> Objective:
Your task is to transcribe the records exactly, skipping every image.

> Exercise material:

----

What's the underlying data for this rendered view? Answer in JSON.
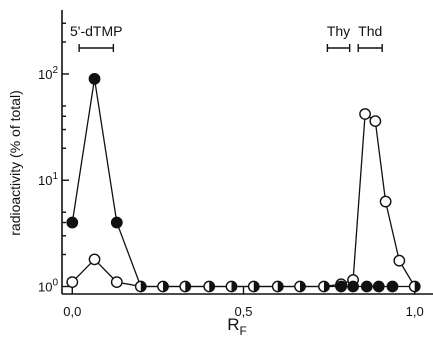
{
  "chart_data": {
    "type": "scatter",
    "title": "",
    "xlabel": "R",
    "xlabel_sub": "F",
    "ylabel": "radioactivity (% of total)",
    "x_scale": "linear",
    "y_scale": "log",
    "xlim": [
      -0.03,
      1.03
    ],
    "ylim": [
      0.85,
      400
    ],
    "x_ticks": [
      {
        "value": 0.0,
        "label": "0,0"
      },
      {
        "value": 0.5,
        "label": "0,5"
      },
      {
        "value": 1.0,
        "label": "1,0"
      }
    ],
    "y_ticks": [
      {
        "value": 1,
        "base": "10",
        "exp": "0"
      },
      {
        "value": 10,
        "base": "10",
        "exp": "1"
      },
      {
        "value": 100,
        "base": "10",
        "exp": "2"
      }
    ],
    "grid": false,
    "series": [
      {
        "marker": "filled-circle",
        "points": [
          {
            "x": 0.0,
            "y": 4.0
          },
          {
            "x": 0.065,
            "y": 90
          },
          {
            "x": 0.13,
            "y": 4.0
          },
          {
            "x": 0.2,
            "y": 1.0
          },
          {
            "x": 0.265,
            "y": 1.0
          },
          {
            "x": 0.33,
            "y": 1.0
          },
          {
            "x": 0.4,
            "y": 1.0
          },
          {
            "x": 0.465,
            "y": 1.0
          },
          {
            "x": 0.53,
            "y": 1.0
          },
          {
            "x": 0.6,
            "y": 1.0
          },
          {
            "x": 0.665,
            "y": 1.0
          },
          {
            "x": 0.735,
            "y": 1.0
          },
          {
            "x": 0.785,
            "y": 1.0
          },
          {
            "x": 0.82,
            "y": 1.0
          },
          {
            "x": 0.86,
            "y": 1.0
          },
          {
            "x": 0.895,
            "y": 1.0
          },
          {
            "x": 0.935,
            "y": 1.0
          },
          {
            "x": 1.0,
            "y": 1.0
          }
        ]
      },
      {
        "marker": "open-circle",
        "points": [
          {
            "x": 0.0,
            "y": 1.1
          },
          {
            "x": 0.065,
            "y": 1.8
          },
          {
            "x": 0.13,
            "y": 1.1
          },
          {
            "x": 0.2,
            "y": 1.0
          },
          {
            "x": 0.265,
            "y": 1.0
          },
          {
            "x": 0.33,
            "y": 1.0
          },
          {
            "x": 0.4,
            "y": 1.0
          },
          {
            "x": 0.465,
            "y": 1.0
          },
          {
            "x": 0.53,
            "y": 1.0
          },
          {
            "x": 0.6,
            "y": 1.0
          },
          {
            "x": 0.665,
            "y": 1.0
          },
          {
            "x": 0.735,
            "y": 1.0
          },
          {
            "x": 0.785,
            "y": 1.05
          },
          {
            "x": 0.82,
            "y": 1.15
          },
          {
            "x": 0.855,
            "y": 42
          },
          {
            "x": 0.885,
            "y": 36
          },
          {
            "x": 0.915,
            "y": 6.3
          },
          {
            "x": 0.955,
            "y": 1.75
          },
          {
            "x": 1.0,
            "y": 1.0
          }
        ]
      }
    ],
    "markers": [
      {
        "label": "5'-dTMP",
        "x_start": 0.02,
        "x_end": 0.12
      },
      {
        "label": "Thy",
        "x_start": 0.745,
        "x_end": 0.81
      },
      {
        "label": "Thd",
        "x_start": 0.835,
        "x_end": 0.905
      }
    ]
  }
}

----

> Completed exercise:
What's the underlying data for this rendered view? Answer in JSON.
{
  "chart_data": {
    "type": "scatter",
    "title": "",
    "xlabel": "R",
    "xlabel_sub": "F",
    "ylabel": "radioactivity (% of total)",
    "x_scale": "linear",
    "y_scale": "log",
    "xlim": [
      -0.03,
      1.03
    ],
    "ylim": [
      0.85,
      400
    ],
    "x_ticks": [
      {
        "value": 0.0,
        "label": "0,0"
      },
      {
        "value": 0.5,
        "label": "0,5"
      },
      {
        "value": 1.0,
        "label": "1,0"
      }
    ],
    "y_ticks": [
      {
        "value": 1,
        "base": "10",
        "exp": "0"
      },
      {
        "value": 10,
        "base": "10",
        "exp": "1"
      },
      {
        "value": 100,
        "base": "10",
        "exp": "2"
      }
    ],
    "grid": false,
    "series": [
      {
        "marker": "filled-circle",
        "points": [
          {
            "x": 0.0,
            "y": 4.0
          },
          {
            "x": 0.065,
            "y": 90
          },
          {
            "x": 0.13,
            "y": 4.0
          },
          {
            "x": 0.2,
            "y": 1.0
          },
          {
            "x": 0.265,
            "y": 1.0
          },
          {
            "x": 0.33,
            "y": 1.0
          },
          {
            "x": 0.4,
            "y": 1.0
          },
          {
            "x": 0.465,
            "y": 1.0
          },
          {
            "x": 0.53,
            "y": 1.0
          },
          {
            "x": 0.6,
            "y": 1.0
          },
          {
            "x": 0.665,
            "y": 1.0
          },
          {
            "x": 0.735,
            "y": 1.0
          },
          {
            "x": 0.785,
            "y": 1.0
          },
          {
            "x": 0.82,
            "y": 1.0
          },
          {
            "x": 0.86,
            "y": 1.0
          },
          {
            "x": 0.895,
            "y": 1.0
          },
          {
            "x": 0.935,
            "y": 1.0
          },
          {
            "x": 1.0,
            "y": 1.0
          }
        ]
      },
      {
        "marker": "open-circle",
        "points": [
          {
            "x": 0.0,
            "y": 1.1
          },
          {
            "x": 0.065,
            "y": 1.8
          },
          {
            "x": 0.13,
            "y": 1.1
          },
          {
            "x": 0.2,
            "y": 1.0
          },
          {
            "x": 0.265,
            "y": 1.0
          },
          {
            "x": 0.33,
            "y": 1.0
          },
          {
            "x": 0.4,
            "y": 1.0
          },
          {
            "x": 0.465,
            "y": 1.0
          },
          {
            "x": 0.53,
            "y": 1.0
          },
          {
            "x": 0.6,
            "y": 1.0
          },
          {
            "x": 0.665,
            "y": 1.0
          },
          {
            "x": 0.735,
            "y": 1.0
          },
          {
            "x": 0.785,
            "y": 1.05
          },
          {
            "x": 0.82,
            "y": 1.15
          },
          {
            "x": 0.855,
            "y": 42
          },
          {
            "x": 0.885,
            "y": 36
          },
          {
            "x": 0.915,
            "y": 6.3
          },
          {
            "x": 0.955,
            "y": 1.75
          },
          {
            "x": 1.0,
            "y": 1.0
          }
        ]
      }
    ],
    "markers": [
      {
        "label": "5'-dTMP",
        "x_start": 0.02,
        "x_end": 0.12
      },
      {
        "label": "Thy",
        "x_start": 0.745,
        "x_end": 0.81
      },
      {
        "label": "Thd",
        "x_start": 0.835,
        "x_end": 0.905
      }
    ]
  }
}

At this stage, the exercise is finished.